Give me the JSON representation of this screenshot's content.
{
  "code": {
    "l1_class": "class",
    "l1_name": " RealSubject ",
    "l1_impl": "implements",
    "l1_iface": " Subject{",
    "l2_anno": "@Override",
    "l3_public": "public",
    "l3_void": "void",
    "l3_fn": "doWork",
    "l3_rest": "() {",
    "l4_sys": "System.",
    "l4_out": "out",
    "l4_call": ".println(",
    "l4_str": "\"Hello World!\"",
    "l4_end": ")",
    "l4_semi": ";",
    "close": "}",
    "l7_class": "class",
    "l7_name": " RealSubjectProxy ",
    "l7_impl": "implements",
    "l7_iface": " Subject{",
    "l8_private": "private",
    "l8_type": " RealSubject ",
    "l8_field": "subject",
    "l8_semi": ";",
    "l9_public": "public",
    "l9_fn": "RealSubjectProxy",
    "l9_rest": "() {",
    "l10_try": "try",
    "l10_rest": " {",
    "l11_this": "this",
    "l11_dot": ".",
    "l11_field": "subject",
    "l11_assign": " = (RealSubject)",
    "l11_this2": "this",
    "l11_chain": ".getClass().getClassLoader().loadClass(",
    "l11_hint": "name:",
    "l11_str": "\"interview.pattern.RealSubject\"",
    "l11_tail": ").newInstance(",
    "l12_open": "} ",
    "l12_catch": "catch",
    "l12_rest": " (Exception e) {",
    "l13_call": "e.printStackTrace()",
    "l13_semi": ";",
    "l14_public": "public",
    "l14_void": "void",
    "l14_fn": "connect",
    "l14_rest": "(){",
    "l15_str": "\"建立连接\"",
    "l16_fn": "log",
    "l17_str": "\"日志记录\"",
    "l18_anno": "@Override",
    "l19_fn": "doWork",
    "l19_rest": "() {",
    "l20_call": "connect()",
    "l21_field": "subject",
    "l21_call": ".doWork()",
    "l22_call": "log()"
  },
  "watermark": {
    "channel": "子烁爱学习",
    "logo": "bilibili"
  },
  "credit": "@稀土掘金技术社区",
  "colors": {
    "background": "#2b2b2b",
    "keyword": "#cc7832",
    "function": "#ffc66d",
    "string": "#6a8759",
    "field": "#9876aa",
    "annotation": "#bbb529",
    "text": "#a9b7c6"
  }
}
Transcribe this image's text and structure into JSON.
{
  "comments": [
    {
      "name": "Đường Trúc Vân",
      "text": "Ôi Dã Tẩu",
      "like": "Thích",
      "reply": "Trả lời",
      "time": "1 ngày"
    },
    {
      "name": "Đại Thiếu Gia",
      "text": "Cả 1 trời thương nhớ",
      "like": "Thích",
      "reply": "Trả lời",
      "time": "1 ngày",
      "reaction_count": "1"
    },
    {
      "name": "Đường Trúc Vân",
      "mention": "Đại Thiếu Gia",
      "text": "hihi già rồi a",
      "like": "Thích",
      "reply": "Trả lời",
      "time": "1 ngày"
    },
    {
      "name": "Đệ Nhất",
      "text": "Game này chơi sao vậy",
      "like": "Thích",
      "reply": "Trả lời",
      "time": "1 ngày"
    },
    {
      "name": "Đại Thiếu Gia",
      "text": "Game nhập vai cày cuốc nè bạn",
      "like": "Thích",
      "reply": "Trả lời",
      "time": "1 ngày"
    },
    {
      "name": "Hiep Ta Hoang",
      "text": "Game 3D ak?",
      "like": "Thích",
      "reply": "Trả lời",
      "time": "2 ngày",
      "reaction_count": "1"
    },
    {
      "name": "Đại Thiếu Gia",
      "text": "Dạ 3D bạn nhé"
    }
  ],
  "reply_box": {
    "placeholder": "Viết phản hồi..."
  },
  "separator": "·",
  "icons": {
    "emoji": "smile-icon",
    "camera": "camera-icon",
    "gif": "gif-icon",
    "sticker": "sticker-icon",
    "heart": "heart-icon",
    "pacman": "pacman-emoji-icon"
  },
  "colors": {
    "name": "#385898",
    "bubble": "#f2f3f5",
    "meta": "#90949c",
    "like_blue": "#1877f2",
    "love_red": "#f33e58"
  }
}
____________________
* [TASK DIRECTIONS]: Set down all of the data above, word for word.

* [WRITTEN RESPONSE]:
Give me the JSON representation of this screenshot's content.
{
  "code": {
    "l1_class": "class",
    "l1_name": " RealSubject ",
    "l1_impl": "implements",
    "l1_iface": " Subject{",
    "l2_anno": "@Override",
    "l3_public": "public",
    "l3_void": "void",
    "l3_fn": "doWork",
    "l3_rest": "() {",
    "l4_sys": "System.",
    "l4_out": "out",
    "l4_call": ".println(",
    "l4_str": "\"Hello World!\"",
    "l4_end": ")",
    "l4_semi": ";",
    "close": "}",
    "l7_class": "class",
    "l7_name": " RealSubjectProxy ",
    "l7_impl": "implements",
    "l7_iface": " Subject{",
    "l8_private": "private",
    "l8_type": " RealSubject ",
    "l8_field": "subject",
    "l8_semi": ";",
    "l9_public": "public",
    "l9_fn": "RealSubjectProxy",
    "l9_rest": "() {",
    "l10_try": "try",
    "l10_rest": " {",
    "l11_this": "this",
    "l11_dot": ".",
    "l11_field": "subject",
    "l11_assign": " = (RealSubject)",
    "l11_this2": "this",
    "l11_chain": ".getClass().getClassLoader().loadClass(",
    "l11_hint": "name:",
    "l11_str": "\"interview.pattern.RealSubject\"",
    "l11_tail": ").newInstance(",
    "l12_open": "} ",
    "l12_catch": "catch",
    "l12_rest": " (Exception e) {",
    "l13_call": "e.printStackTrace()",
    "l13_semi": ";",
    "l14_public": "public",
    "l14_void": "void",
    "l14_fn": "connect",
    "l14_rest": "(){",
    "l15_str": "\"建立连接\"",
    "l16_fn": "log",
    "l17_str": "\"日志记录\"",
    "l18_anno": "@Override",
    "l19_fn": "doWork",
    "l19_rest": "() {",
    "l20_call": "connect()",
    "l21_field": "subject",
    "l21_call": ".doWork()",
    "l22_call": "log()"
  },
  "watermark": {
    "channel": "子烁爱学习",
    "logo": "bilibili"
  },
  "credit": "@稀土掘金技术社区",
  "colors": {
    "background": "#2b2b2b",
    "keyword": "#cc7832",
    "function": "#ffc66d",
    "string": "#6a8759",
    "field": "#9876aa",
    "annotation": "#bbb529",
    "text": "#a9b7c6"
  }
}
Transcribe this image's text and structure into JSON.
{
  "comments": [
    {
      "name": "Đường Trúc Vân",
      "text": "Ôi Dã Tẩu",
      "like": "Thích",
      "reply": "Trả lời",
      "time": "1 ngày"
    },
    {
      "name": "Đại Thiếu Gia",
      "text": "Cả 1 trời thương nhớ",
      "like": "Thích",
      "reply": "Trả lời",
      "time": "1 ngày",
      "reaction_count": "1"
    },
    {
      "name": "Đường Trúc Vân",
      "mention": "Đại Thiếu Gia",
      "text": "hihi già rồi a",
      "like": "Thích",
      "reply": "Trả lời",
      "time": "1 ngày"
    },
    {
      "name": "Đệ Nhất",
      "text": "Game này chơi sao vậy",
      "like": "Thích",
      "reply": "Trả lời",
      "time": "1 ngày"
    },
    {
      "name": "Đại Thiếu Gia",
      "text": "Game nhập vai cày cuốc nè bạn",
      "like": "Thích",
      "reply": "Trả lời",
      "time": "1 ngày"
    },
    {
      "name": "Hiep Ta Hoang",
      "text": "Game 3D ak?",
      "like": "Thích",
      "reply": "Trả lời",
      "time": "2 ngày",
      "reaction_count": "1"
    },
    {
      "name": "Đại Thiếu Gia",
      "text": "Dạ 3D bạn nhé"
    }
  ],
  "reply_box": {
    "placeholder": "Viết phản hồi..."
  },
  "separator": "·",
  "icons": {
    "emoji": "smile-icon",
    "camera": "camera-icon",
    "gif": "gif-icon",
    "sticker": "sticker-icon",
    "heart": "heart-icon",
    "pacman": "pacman-emoji-icon"
  },
  "colors": {
    "name": "#385898",
    "bubble": "#f2f3f5",
    "meta": "#90949c",
    "like_blue": "#1877f2",
    "love_red": "#f33e58"
  }
}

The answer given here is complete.